======== Data supplied
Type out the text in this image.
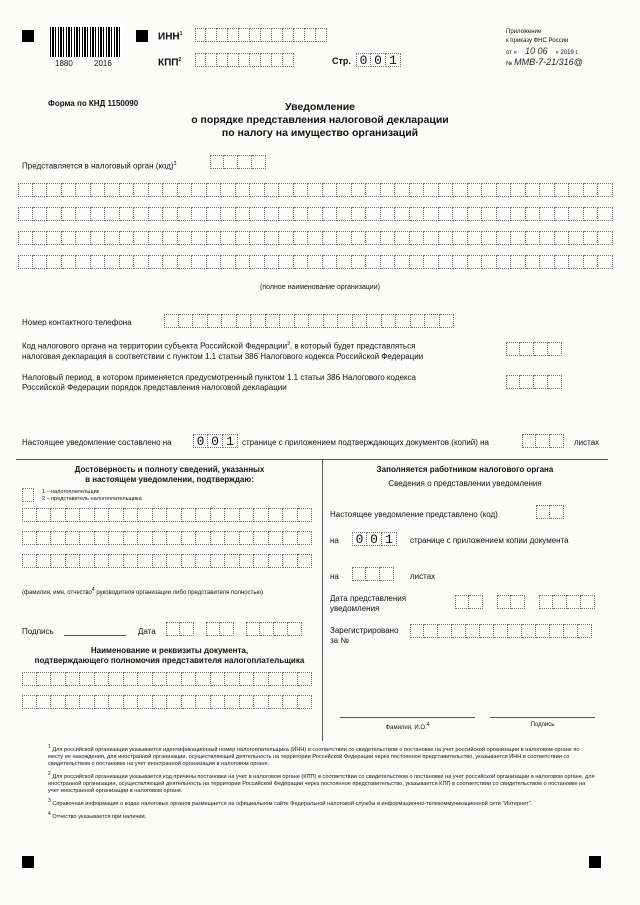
1880	2016
ИНН$^1$
КПП$^2$	Стр. 0 0 1
Приложение
к приказу ФНС России
от « 10 06 » 2019 г.
№ ММВ-7-21/316@
Форма по КНД 1150090	Уведомление
о порядке представления налоговой декларации
по налогу на имущество организаций
Представляется в налоговый орган (код)$^3$
(полное наименование организации)
Номер контактного телефона
Код налогового органа на территории субъекта Российской Федерации$^3$, в который будет представляться
налоговая декларация в соответствии с пунктом 1.1 статьи 386 Налогового кодекса Российской Федерации
Налоговый период, в котором применяется предусмотренный пунктом 1.1 статьи 386 Налогового кодекса
Российской Федерации порядок представления налоговой декларации
Настоящее уведомление составлено на 0 0 1	странице с приложением подтверждающих документов (копий) на	листах
Достоверность и полноту сведений, указанных
в настоящем уведомлении, подтверждаю:
1 – налогоплательщик
2 – представитель налогоплательщика
(фамилия, имя, отчество$^4$ руководителя организации либо представителя полностью)
Подпись	Дата
Наименование и реквизиты документа,
подтверждающего полномочия представителя налогоплательщика
Заполняется работником налогового органа
Сведения о представлении уведомления
Настоящее уведомление представлено (код)
на 0 0 1	странице с приложением копии документа
на	листах
Дата представления
уведомления
Зарегистрировано
за №
Фамилия, И.О.$^4$	Подпись
1 Для российской организации указывается идентификационный номер налогоплательщика (ИНН) в соответствии со свидетельством о постановке на учет российской организации в налоговом органе по месту ее нахождения, для иностранной организации, осуществляющей деятельность на территории Российской Федерации через постоянное представительство, указывается ИНН в соответствии со свидетельством о постановке на учет иностранной организации в налоговом органе.
2 Для российской организации указывается код причины постановки на учет в налоговом органе (КПП) в соответствии со свидетельством о постановке на учет российской организации в налоговом органе, для иностранной организации, осуществляющей деятельность на территории Российской Федерации через постоянное представительство, указывается КПП в соответствии со свидетельством о постановке на учет иностранной организации в налоговом органе.
3 Справочная информация о кодах налоговых органов размещается на официальном сайте Федеральной налоговой службы в информационно-телекоммуникационной сети "Интернет".
4 Отчество указывается при наличии.
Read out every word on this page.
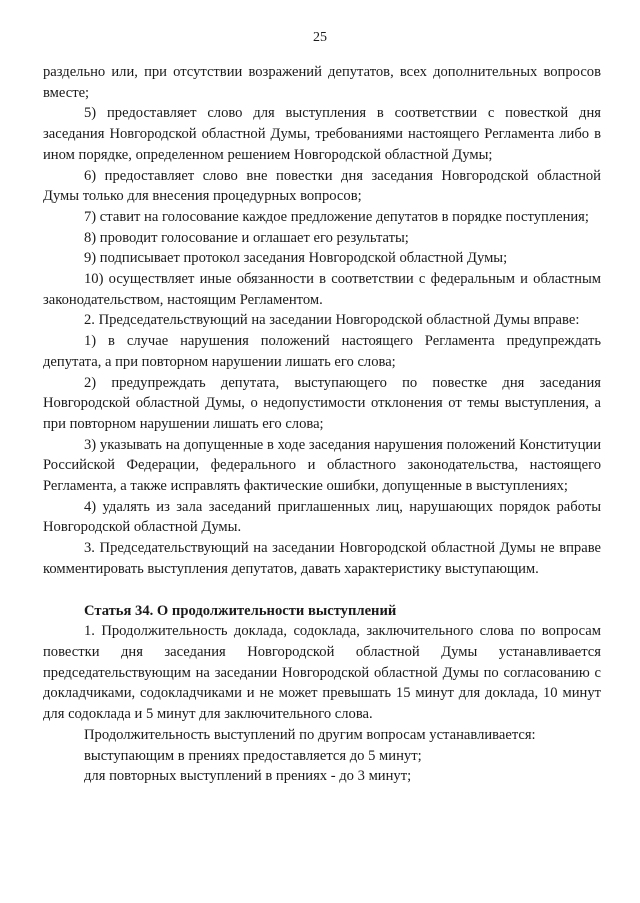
25

раздельно или, при отсутствии возражений депутатов, всех дополнительных вопросов вместе;

5) предоставляет слово для выступления в соответствии с повесткой дня заседания Новгородской областной Думы, требованиями настоящего Регламента либо в ином порядке, определенном решением Новгородской областной Думы;

6) предоставляет слово вне повестки дня заседания Новгородской областной Думы только для внесения процедурных вопросов;

7) ставит на голосование каждое предложение депутатов в порядке поступления;

8) проводит голосование и оглашает его результаты;

9) подписывает протокол заседания Новгородской областной Думы;

10) осуществляет иные обязанности в соответствии с федеральным и областным законодательством, настоящим Регламентом.

2. Председательствующий на заседании Новгородской областной Думы вправе:

1) в случае нарушения положений настоящего Регламента предупреждать депутата, а при повторном нарушении лишать его слова;

2) предупреждать депутата, выступающего по повестке дня заседания Новгородской областной Думы, о недопустимости отклонения от темы выступления, а при повторном нарушении лишать его слова;

3) указывать на допущенные в ходе заседания нарушения положений Конституции Российской Федерации, федерального и областного законодательства, настоящего Регламента, а также исправлять фактические ошибки, допущенные в выступлениях;

4) удалять из зала заседаний приглашенных лиц, нарушающих порядок работы Новгородской областной Думы.

3. Председательствующий на заседании Новгородской областной Думы не вправе комментировать выступления депутатов, давать характеристику выступающим.

Статья 34. О продолжительности выступлений

1. Продолжительность доклада, содоклада, заключительного слова по вопросам повестки дня заседания Новгородской областной Думы устанавливается председательствующим на заседании Новгородской областной Думы по согласованию с докладчиками, содокладчиками и не может превышать 15 минут для доклада, 10 минут для содоклада и 5 минут для заключительного слова.

Продолжительность выступлений по другим вопросам устанавливается:

выступающим в прениях предоставляется до 5 минут;

для повторных выступлений в прениях - до 3 минут;
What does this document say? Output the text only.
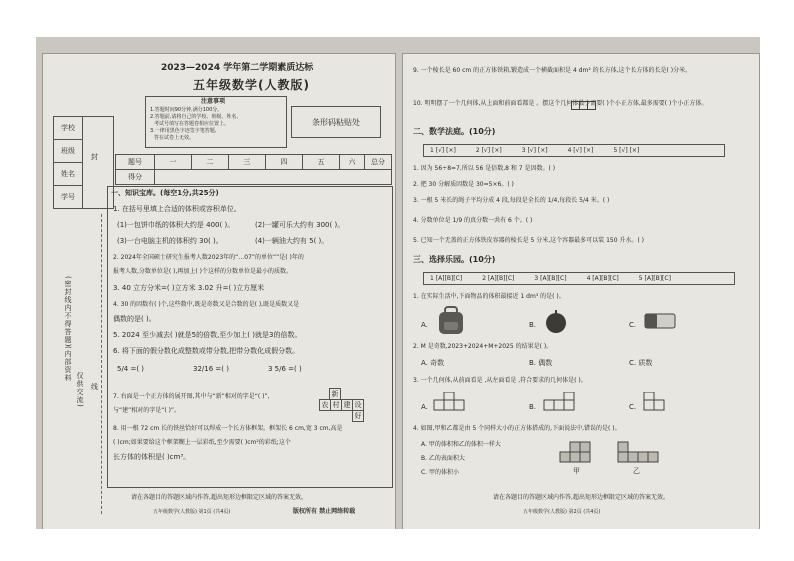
2023—2024 学年第二学期素质达标
五年级数学(人教版)
注意事项
1.答题时间90分钟,满分100分。
2.答题前,请将自己的学校、班级、姓名、
考试号填写在答题卷相应位置上。
3.一律用黑色字迹签字笔答题,
答在试卷上无效。
条形码粘贴处
学校
班级
姓名
学号
(密封线内不得答题)
(内部资料
仅供交流)
封
线
题号	一	二	三	四	五	六	总分
得分
一、知识宝库。(每空1分,共25分)
1. 在括号里填上合适的体积或容积单位。
(1)一包饼巾纸的体积大约是 400( )。	(2)一罐可乐大约有 300( )。
(3)一台电脑主机的体积约 30( )。	(4)一辆油大约有 5( )。
2. 2024年全国硕士研究生报考人数2023年的“…07”的单位“”是( )年的
报考人数,分数单位是( ),再加上( )个这样的分数单位是最小的质数。
3. 40 立方分米=( )立方米 3.02 升=( )立方厘米
4. 30 的因数有( )个,这些数中,既是奇数又是合数的是( ),既是质数又是
偶数的是( )。
5. 2024 至少减去( )就是5的倍数,至少加上( )就是3的倍数。
6. 将下面的假分数化成整数或带分数,把带分数化成假分数。
5/4 =( )	32/16 =( )	3 5/6 =( )
7. 右面是一个正方体的展开图,其中与“新”相对的字是“( )”,
与“建”相对的字是“( )”。
新
农 村 建 设
好
8. 用一根 72 cm 长的铁丝恰好可以焊成一个长方体框架。框架长 6 cm,宽 3 cm,高是
( )cm;如果要给这个框架糊上一层彩纸,至少需要( )cm²的彩纸;这个
长方体的体积是( )cm³。
请在各题目的答题区域内作答,超出矩形边框限定区域的答案无效。
五年级数学(人教版) 第1页 (共4页)	版权所有 禁止网络转载
9. 一个棱长是 60 cm 的正方体铁箱,锻造成一个横截面积是 4 dm² 的长方体,这个长方体的长是( )分米。
10. 明明摆了一个几何体,从上面和前面看都是 。摆这个几何体最少需要( )个小正方体,最多需要( )个小正方体。
二、数学法庭。(10分)
1 [√] [×]	2 [√] [×]	3 [√] [×]	4 [√] [×]	5 [√] [×]
1. 因为 56÷8=7,所以 56 是倍数,8 和 7 是因数。( )
2. 把 30 分解质因数是 30=5×6。( )
3. 一根 5 米长的绳子平均分成 4 段,每段是全长的 1/4,每段长 5/4 米。( )
4. 分数单位是 1/9 的真分数一共有 6 个。( )
5. 已知一个无盖的正方体铁皮容器的棱长是 5 分米,这个容器最多可以装 150 升水。( )
三、选择乐园。(10分)
1 [A][B][C]	2 [A][B][C]	3 [A][B][C]	4 [A][B][C]	5 [A][B][C]
1. 在实际生活中,下面物品的体积最接近 1 dm³ 的是( )。
A.	B.	C.
2. M 是奇数,2023+2024+M+2025 的结果是( )。
A. 奇数	B. 偶数	C. 质数
3. 一个几何体,从前面看是 ,从左面看是 ,符合要求的几何体是( )。
A.	B.	C.
4. 如图,甲和乙都是由 5 个同样大小的正方体搭成的,下面说法中,错误的是( )。
A. 甲的体积和乙的体积一样大
B. 乙的表面积大
C. 甲的体积小	甲	乙
请在各题目的答题区域内作答,超出矩形边框限定区域的答案无效。
五年级数学(人教版) 第2页 (共4页)
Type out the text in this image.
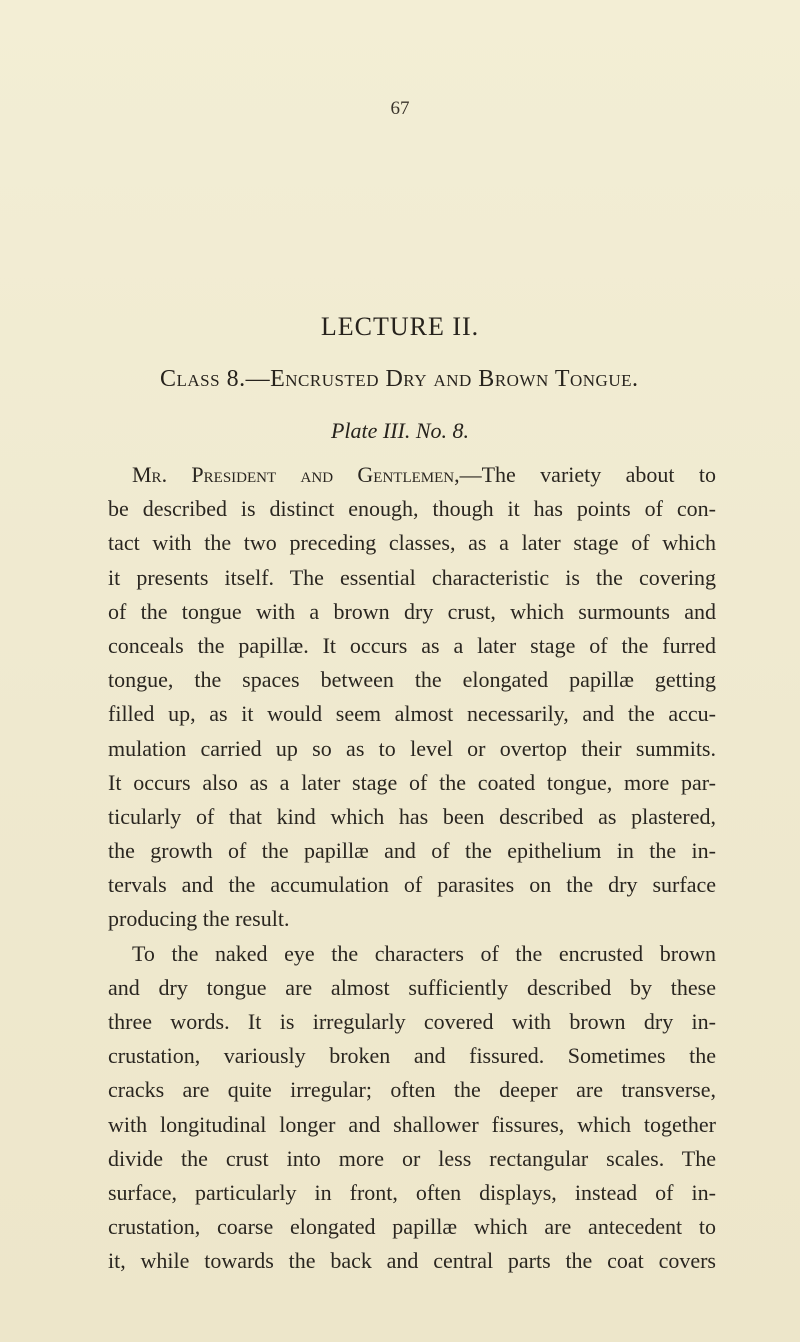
67
LECTURE II.
Class 8.—Encrusted Dry and Brown Tongue.
Plate III. No. 8.
Mr. President and Gentlemen,—The variety about to
be described is distinct enough, though it has points of con-
tact with the two preceding classes, as a later stage of which
it presents itself. The essential characteristic is the covering
of the tongue with a brown dry crust, which surmounts and
conceals the papillæ. It occurs as a later stage of the furred
tongue, the spaces between the elongated papillæ getting
filled up, as it would seem almost necessarily, and the accu-
mulation carried up so as to level or overtop their summits.
It occurs also as a later stage of the coated tongue, more par-
ticularly of that kind which has been described as plastered,
the growth of the papillæ and of the epithelium in the in-
tervals and the accumulation of parasites on the dry surface
producing the result.
To the naked eye the characters of the encrusted brown
and dry tongue are almost sufficiently described by these
three words. It is irregularly covered with brown dry in-
crustation, variously broken and fissured. Sometimes the
cracks are quite irregular; often the deeper are transverse,
with longitudinal longer and shallower fissures, which together
divide the crust into more or less rectangular scales. The
surface, particularly in front, often displays, instead of in-
crustation, coarse elongated papillæ which are antecedent to
it, while towards the back and central parts the coat covers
================
Given request: Tally how many lines of the data include the word "декларации". Write the number and nothing else.

Task response: 2